> Short exercise: Extract the entries below starting at the line that contains "text-line: spires seems" and ending at the line that contains "text-line: Caribbean, and", and copy each of those lines exactly as it appears.

################

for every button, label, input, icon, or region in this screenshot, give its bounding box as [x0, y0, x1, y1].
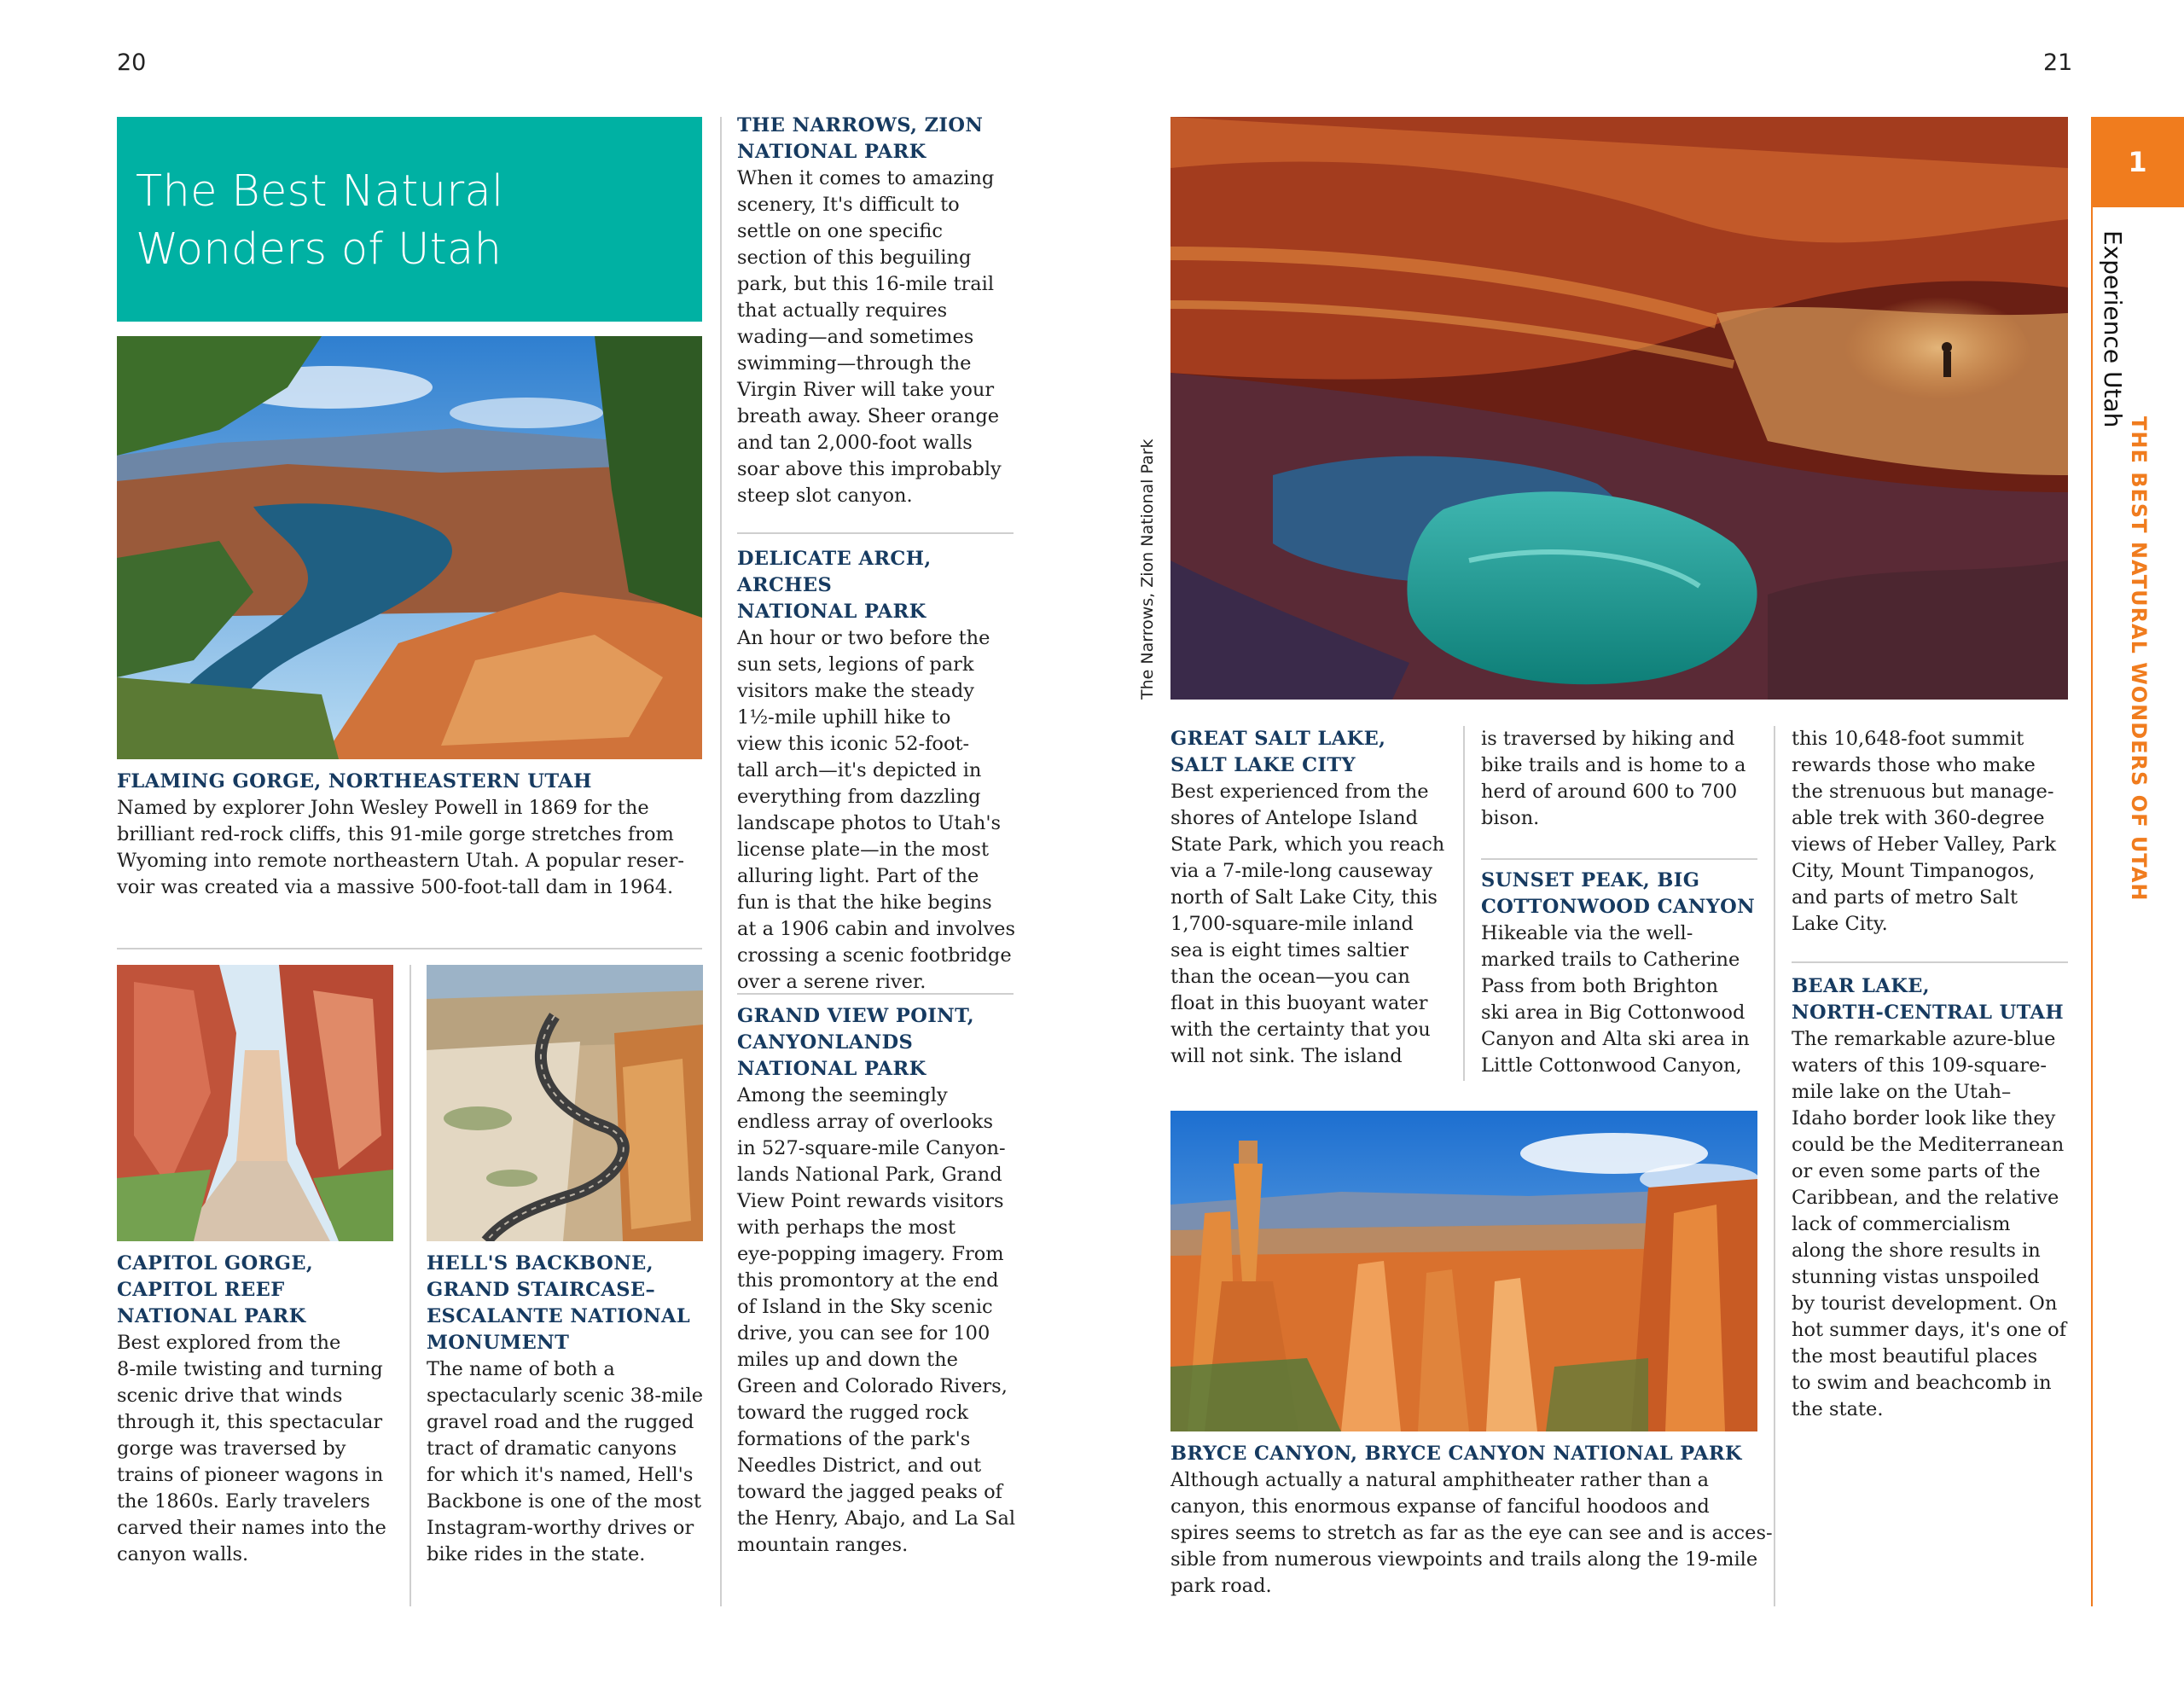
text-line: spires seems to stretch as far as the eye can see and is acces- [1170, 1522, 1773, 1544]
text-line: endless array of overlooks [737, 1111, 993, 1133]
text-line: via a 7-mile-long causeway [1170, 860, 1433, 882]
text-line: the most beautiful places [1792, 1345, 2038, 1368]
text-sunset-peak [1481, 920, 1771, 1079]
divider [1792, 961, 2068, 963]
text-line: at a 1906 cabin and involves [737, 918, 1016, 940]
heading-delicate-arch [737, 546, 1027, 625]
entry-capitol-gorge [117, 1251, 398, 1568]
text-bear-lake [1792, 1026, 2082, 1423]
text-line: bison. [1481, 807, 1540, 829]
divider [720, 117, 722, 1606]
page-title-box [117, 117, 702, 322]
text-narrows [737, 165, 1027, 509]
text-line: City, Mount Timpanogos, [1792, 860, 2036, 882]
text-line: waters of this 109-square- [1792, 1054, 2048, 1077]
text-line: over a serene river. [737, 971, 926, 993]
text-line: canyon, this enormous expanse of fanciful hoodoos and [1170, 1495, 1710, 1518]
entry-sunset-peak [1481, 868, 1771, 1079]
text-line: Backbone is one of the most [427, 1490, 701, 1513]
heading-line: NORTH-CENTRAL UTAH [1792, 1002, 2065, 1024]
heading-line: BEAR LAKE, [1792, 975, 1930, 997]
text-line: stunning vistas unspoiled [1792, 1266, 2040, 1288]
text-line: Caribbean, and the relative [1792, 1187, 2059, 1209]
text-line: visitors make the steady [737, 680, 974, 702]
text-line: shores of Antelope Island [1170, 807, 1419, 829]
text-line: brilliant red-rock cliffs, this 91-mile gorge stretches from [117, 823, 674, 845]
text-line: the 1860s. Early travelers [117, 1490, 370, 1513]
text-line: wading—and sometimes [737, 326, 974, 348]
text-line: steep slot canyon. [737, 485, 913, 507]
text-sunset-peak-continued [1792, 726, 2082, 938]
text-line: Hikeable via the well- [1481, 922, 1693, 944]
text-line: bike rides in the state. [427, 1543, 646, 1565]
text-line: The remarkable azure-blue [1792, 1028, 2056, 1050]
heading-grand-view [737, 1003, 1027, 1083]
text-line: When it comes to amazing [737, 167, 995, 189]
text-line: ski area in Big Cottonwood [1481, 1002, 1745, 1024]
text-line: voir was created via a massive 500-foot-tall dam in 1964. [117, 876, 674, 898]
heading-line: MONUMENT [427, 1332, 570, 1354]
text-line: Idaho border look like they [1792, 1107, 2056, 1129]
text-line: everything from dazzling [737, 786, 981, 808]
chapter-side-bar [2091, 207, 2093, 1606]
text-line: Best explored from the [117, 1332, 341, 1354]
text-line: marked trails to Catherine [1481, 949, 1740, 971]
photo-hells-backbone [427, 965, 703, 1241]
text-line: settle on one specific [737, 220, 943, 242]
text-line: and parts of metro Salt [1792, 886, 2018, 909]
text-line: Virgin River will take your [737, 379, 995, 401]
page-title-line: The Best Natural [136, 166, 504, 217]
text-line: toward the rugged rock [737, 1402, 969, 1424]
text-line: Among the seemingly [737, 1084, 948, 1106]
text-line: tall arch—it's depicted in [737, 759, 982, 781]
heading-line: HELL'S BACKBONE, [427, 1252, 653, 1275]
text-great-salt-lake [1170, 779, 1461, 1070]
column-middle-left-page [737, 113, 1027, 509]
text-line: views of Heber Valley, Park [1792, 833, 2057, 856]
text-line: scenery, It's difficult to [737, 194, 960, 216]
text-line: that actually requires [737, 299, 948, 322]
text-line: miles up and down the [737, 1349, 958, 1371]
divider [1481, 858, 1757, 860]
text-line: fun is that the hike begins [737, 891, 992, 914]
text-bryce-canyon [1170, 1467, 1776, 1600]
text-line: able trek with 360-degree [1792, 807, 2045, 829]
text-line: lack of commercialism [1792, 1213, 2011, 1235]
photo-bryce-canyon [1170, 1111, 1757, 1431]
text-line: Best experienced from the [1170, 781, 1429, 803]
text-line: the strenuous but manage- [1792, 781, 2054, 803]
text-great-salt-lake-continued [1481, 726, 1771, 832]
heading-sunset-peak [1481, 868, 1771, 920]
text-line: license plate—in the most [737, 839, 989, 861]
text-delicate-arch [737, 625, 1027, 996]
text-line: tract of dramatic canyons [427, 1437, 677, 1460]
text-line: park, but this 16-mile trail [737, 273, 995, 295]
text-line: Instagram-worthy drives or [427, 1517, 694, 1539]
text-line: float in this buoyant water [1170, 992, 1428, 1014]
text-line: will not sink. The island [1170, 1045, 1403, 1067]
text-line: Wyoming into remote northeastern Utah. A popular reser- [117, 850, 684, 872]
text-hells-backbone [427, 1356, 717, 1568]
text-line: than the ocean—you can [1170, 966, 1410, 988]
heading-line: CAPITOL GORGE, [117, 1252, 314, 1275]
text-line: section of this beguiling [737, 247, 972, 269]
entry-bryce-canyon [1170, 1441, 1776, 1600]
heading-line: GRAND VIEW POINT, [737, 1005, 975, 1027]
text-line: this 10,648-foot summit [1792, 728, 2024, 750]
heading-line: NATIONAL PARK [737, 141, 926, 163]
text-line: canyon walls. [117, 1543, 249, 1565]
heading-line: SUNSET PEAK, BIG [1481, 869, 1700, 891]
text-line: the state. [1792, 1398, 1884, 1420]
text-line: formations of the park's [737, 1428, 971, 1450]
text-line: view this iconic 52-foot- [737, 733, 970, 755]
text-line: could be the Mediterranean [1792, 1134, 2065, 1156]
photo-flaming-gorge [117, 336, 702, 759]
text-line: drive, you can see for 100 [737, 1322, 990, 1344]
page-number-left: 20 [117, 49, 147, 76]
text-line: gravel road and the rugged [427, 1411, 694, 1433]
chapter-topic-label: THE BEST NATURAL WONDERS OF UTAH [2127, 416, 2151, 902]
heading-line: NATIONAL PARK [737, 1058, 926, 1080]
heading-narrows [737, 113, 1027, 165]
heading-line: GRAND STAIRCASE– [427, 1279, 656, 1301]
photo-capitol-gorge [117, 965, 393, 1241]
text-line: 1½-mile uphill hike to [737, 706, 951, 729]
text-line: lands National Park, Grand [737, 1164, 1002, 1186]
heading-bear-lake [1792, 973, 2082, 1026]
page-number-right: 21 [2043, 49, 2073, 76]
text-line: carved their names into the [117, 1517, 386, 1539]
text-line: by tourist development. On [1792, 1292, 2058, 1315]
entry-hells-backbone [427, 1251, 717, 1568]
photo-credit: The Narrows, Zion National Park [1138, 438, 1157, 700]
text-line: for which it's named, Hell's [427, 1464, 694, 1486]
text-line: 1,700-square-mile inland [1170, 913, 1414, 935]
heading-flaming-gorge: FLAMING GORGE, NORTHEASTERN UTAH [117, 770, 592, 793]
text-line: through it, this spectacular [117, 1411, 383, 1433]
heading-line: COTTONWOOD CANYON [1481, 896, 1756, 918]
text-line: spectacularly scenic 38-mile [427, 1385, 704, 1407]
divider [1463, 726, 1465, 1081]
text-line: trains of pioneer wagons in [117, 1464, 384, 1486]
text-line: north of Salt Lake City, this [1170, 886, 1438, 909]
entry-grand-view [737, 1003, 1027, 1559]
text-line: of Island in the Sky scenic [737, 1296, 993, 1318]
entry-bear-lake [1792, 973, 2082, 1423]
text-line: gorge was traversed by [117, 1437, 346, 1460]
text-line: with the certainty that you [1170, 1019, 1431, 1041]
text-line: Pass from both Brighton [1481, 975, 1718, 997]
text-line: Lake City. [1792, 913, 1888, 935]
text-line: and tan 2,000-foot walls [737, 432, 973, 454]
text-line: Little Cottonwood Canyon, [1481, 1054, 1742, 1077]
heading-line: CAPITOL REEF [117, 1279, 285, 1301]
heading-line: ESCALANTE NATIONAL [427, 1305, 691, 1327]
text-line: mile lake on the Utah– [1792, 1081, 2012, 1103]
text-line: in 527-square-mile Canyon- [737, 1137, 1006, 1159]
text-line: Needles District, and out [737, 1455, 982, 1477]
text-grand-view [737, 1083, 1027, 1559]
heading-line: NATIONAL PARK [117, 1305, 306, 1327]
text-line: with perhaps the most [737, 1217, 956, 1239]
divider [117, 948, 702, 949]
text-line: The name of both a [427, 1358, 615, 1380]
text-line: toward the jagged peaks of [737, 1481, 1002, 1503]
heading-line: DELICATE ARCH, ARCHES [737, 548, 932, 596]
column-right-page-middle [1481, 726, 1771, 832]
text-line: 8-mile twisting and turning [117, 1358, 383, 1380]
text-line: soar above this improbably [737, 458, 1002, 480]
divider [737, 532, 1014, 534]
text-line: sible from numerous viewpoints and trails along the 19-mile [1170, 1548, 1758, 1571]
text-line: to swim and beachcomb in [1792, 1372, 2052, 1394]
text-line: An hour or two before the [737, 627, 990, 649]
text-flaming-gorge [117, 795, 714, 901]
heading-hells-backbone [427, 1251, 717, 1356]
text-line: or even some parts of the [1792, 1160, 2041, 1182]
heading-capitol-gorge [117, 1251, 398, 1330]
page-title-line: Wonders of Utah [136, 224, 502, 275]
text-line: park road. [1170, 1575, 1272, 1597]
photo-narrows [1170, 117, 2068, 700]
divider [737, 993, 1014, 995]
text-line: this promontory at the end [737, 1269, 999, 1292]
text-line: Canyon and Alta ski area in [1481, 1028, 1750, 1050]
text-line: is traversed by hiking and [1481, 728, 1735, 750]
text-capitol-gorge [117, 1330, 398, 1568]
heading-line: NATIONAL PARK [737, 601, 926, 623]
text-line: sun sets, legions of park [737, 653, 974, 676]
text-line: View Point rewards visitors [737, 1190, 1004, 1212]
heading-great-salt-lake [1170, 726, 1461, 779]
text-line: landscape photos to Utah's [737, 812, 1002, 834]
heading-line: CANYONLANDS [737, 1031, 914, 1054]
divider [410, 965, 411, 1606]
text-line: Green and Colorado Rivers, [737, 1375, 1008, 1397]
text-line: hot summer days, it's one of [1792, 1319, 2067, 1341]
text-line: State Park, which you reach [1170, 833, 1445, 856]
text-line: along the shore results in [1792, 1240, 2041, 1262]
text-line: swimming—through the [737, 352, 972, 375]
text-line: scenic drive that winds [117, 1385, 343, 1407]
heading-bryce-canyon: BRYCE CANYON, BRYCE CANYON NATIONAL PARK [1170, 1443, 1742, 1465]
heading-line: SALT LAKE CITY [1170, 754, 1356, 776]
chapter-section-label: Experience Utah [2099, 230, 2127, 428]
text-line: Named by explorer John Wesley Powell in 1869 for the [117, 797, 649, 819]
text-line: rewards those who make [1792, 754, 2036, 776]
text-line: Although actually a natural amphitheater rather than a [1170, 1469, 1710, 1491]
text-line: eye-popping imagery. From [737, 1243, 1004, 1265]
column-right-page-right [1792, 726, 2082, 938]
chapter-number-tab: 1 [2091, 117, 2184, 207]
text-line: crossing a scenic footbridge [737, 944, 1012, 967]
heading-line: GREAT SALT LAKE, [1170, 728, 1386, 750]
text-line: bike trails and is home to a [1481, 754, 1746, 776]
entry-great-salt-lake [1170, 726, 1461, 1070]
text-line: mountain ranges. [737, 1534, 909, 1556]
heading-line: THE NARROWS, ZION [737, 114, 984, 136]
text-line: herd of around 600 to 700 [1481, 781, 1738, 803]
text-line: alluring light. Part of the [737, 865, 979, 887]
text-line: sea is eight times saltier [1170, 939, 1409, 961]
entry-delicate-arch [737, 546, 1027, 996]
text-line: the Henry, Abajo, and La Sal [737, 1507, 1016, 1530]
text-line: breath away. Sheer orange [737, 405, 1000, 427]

################

> Output:
text-line: spires seems to stretch as far as the eye can see and is acces- [1170, 1522, 1773, 1544]
text-line: endless array of overlooks [737, 1111, 993, 1133]
text-line: via a 7-mile-long causeway [1170, 860, 1433, 882]
text-line: the most beautiful places [1792, 1345, 2038, 1368]
text-sunset-peak [1481, 920, 1771, 1079]
divider [1792, 961, 2068, 963]
text-line: at a 1906 cabin and involves [737, 918, 1016, 940]
heading-delicate-arch [737, 546, 1027, 625]
entry-capitol-gorge [117, 1251, 398, 1568]
text-bear-lake [1792, 1026, 2082, 1423]
text-line: bison. [1481, 807, 1540, 829]
divider [720, 117, 722, 1606]
page-title-box [117, 117, 702, 322]
text-narrows [737, 165, 1027, 509]
text-line: City, Mount Timpanogos, [1792, 860, 2036, 882]
text-line: waters of this 109-square- [1792, 1054, 2048, 1077]
text-line: over a serene river. [737, 971, 926, 993]
text-line: canyon, this enormous expanse of fanciful hoodoos and [1170, 1495, 1710, 1518]
entry-sunset-peak [1481, 868, 1771, 1079]
text-line: Backbone is one of the most [427, 1490, 701, 1513]
heading-line: NORTH-CENTRAL UTAH [1792, 1002, 2065, 1024]
heading-line: BEAR LAKE, [1792, 975, 1930, 997]
text-line: stunning vistas unspoiled [1792, 1266, 2040, 1288]
text-line: Caribbean, and the relative [1792, 1187, 2059, 1209]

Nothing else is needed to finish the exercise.